-- START PROVIDED DATA --
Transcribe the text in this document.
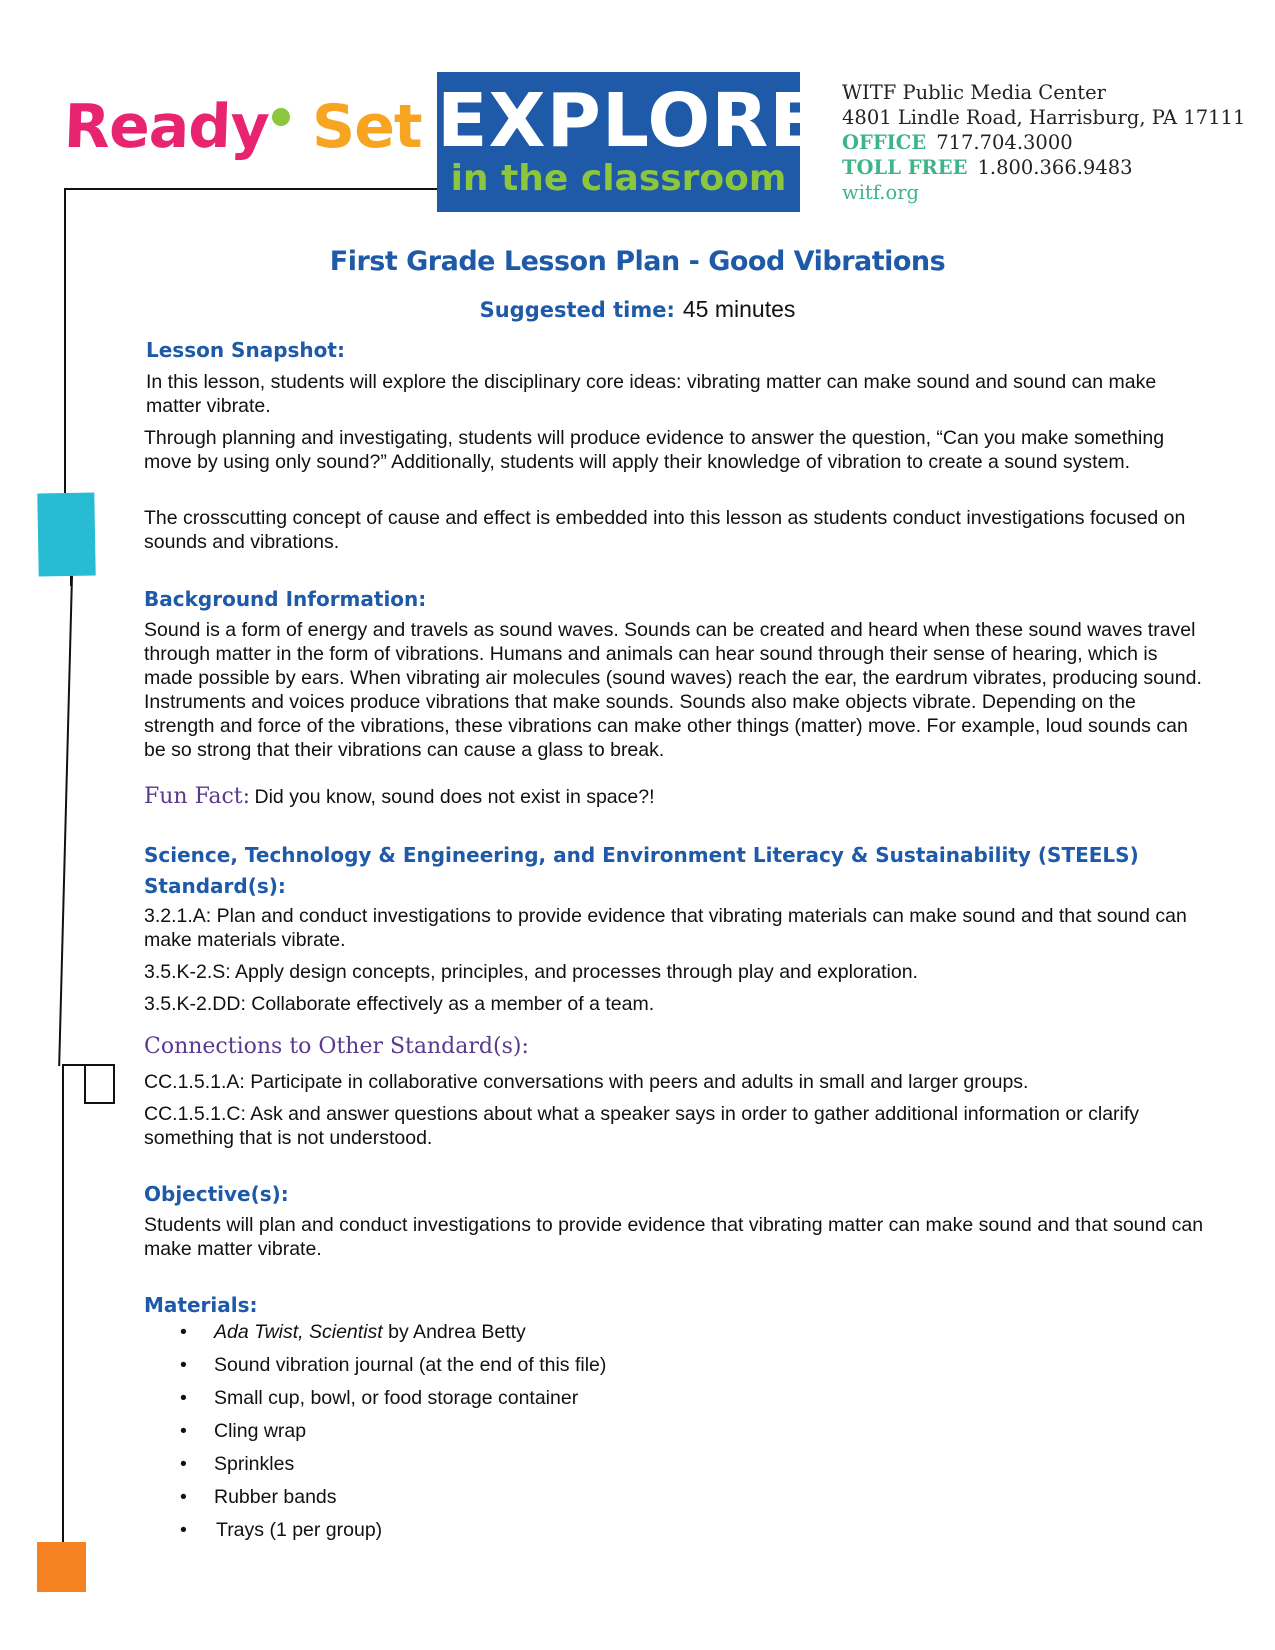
Ready Set EXPLORE
in the classroom
WITF Public Media Center
4801 Lindle Road, Harrisburg, PA 17111
OFFICE 717.704.3000
TOLL FREE 1.800.366.9483
witf.org
First Grade Lesson Plan - Good Vibrations
Suggested time: 45 minutes
Lesson Snapshot:
In this lesson, students will explore the disciplinary core ideas: vibrating matter can make sound and sound can make matter vibrate.
Through planning and investigating, students will produce evidence to answer the question, “Can you make something move by using only sound?” Additionally, students will apply their knowledge of vibration to create a sound system.
The crosscutting concept of cause and effect is embedded into this lesson as students conduct investigations focused on sounds and vibrations.
Background Information:
Sound is a form of energy and travels as sound waves. Sounds can be created and heard when these sound waves travel through matter in the form of vibrations. Humans and animals can hear sound through their sense of hearing, which is made possible by ears. When vibrating air molecules (sound waves) reach the ear, the eardrum vibrates, producing sound. Instruments and voices produce vibrations that make sounds. Sounds also make objects vibrate. Depending on the strength and force of the vibrations, these vibrations can make other things (matter) move. For example, loud sounds can be so strong that their vibrations can cause a glass to break.
Fun Fact: Did you know, sound does not exist in space?!
Science, Technology & Engineering, and Environment Literacy & Sustainability (STEELS)
Standard(s):
3.2.1.A: Plan and conduct investigations to provide evidence that vibrating materials can make sound and that sound can make materials vibrate.
3.5.K-2.S: Apply design concepts, principles, and processes through play and exploration.
3.5.K-2.DD: Collaborate effectively as a member of a team.
Connections to Other Standard(s):
CC.1.5.1.A: Participate in collaborative conversations with peers and adults in small and larger groups.
CC.1.5.1.C: Ask and answer questions about what a speaker says in order to gather additional information or clarify something that is not understood.
Objective(s):
Students will plan and conduct investigations to provide evidence that vibrating matter can make sound and that sound can make matter vibrate.
Materials:
•	Ada Twist, Scientist by Andrea Betty
•	Sound vibration journal (at the end of this file)
•	Small cup, bowl, or food storage container
•	Cling wrap
•	Sprinkles
•	Rubber bands
•	Trays (1 per group)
-- END PROVIDED DATA --
Repeat the listing in full and exactly. Do not include any images.

Transcribe the text in this document.
Ready Set EXPLORE
in the classroom
WITF Public Media Center
4801 Lindle Road, Harrisburg, PA 17111
OFFICE 717.704.3000
TOLL FREE 1.800.366.9483
witf.org
First Grade Lesson Plan - Good Vibrations
Suggested time: 45 minutes
Lesson Snapshot:
In this lesson, students will explore the disciplinary core ideas: vibrating matter can make sound and sound can make matter vibrate.
Through planning and investigating, students will produce evidence to answer the question, “Can you make something move by using only sound?” Additionally, students will apply their knowledge of vibration to create a sound system.
The crosscutting concept of cause and effect is embedded into this lesson as students conduct investigations focused on sounds and vibrations.
Background Information:
Sound is a form of energy and travels as sound waves. Sounds can be created and heard when these sound waves travel through matter in the form of vibrations. Humans and animals can hear sound through their sense of hearing, which is made possible by ears. When vibrating air molecules (sound waves) reach the ear, the eardrum vibrates, producing sound. Instruments and voices produce vibrations that make sounds. Sounds also make objects vibrate. Depending on the strength and force of the vibrations, these vibrations can make other things (matter) move. For example, loud sounds can be so strong that their vibrations can cause a glass to break.
Fun Fact: Did you know, sound does not exist in space?!
Science, Technology & Engineering, and Environment Literacy & Sustainability (STEELS)
Standard(s):
3.2.1.A: Plan and conduct investigations to provide evidence that vibrating materials can make sound and that sound can make materials vibrate.
3.5.K-2.S: Apply design concepts, principles, and processes through play and exploration.
3.5.K-2.DD: Collaborate effectively as a member of a team.
Connections to Other Standard(s):
CC.1.5.1.A: Participate in collaborative conversations with peers and adults in small and larger groups.
CC.1.5.1.C: Ask and answer questions about what a speaker says in order to gather additional information or clarify something that is not understood.
Objective(s):
Students will plan and conduct investigations to provide evidence that vibrating matter can make sound and that sound can make matter vibrate.
Materials:
•	Ada Twist, Scientist by Andrea Betty
•	Sound vibration journal (at the end of this file)
•	Small cup, bowl, or food storage container
•	Cling wrap
•	Sprinkles
•	Rubber bands
•	Trays (1 per group)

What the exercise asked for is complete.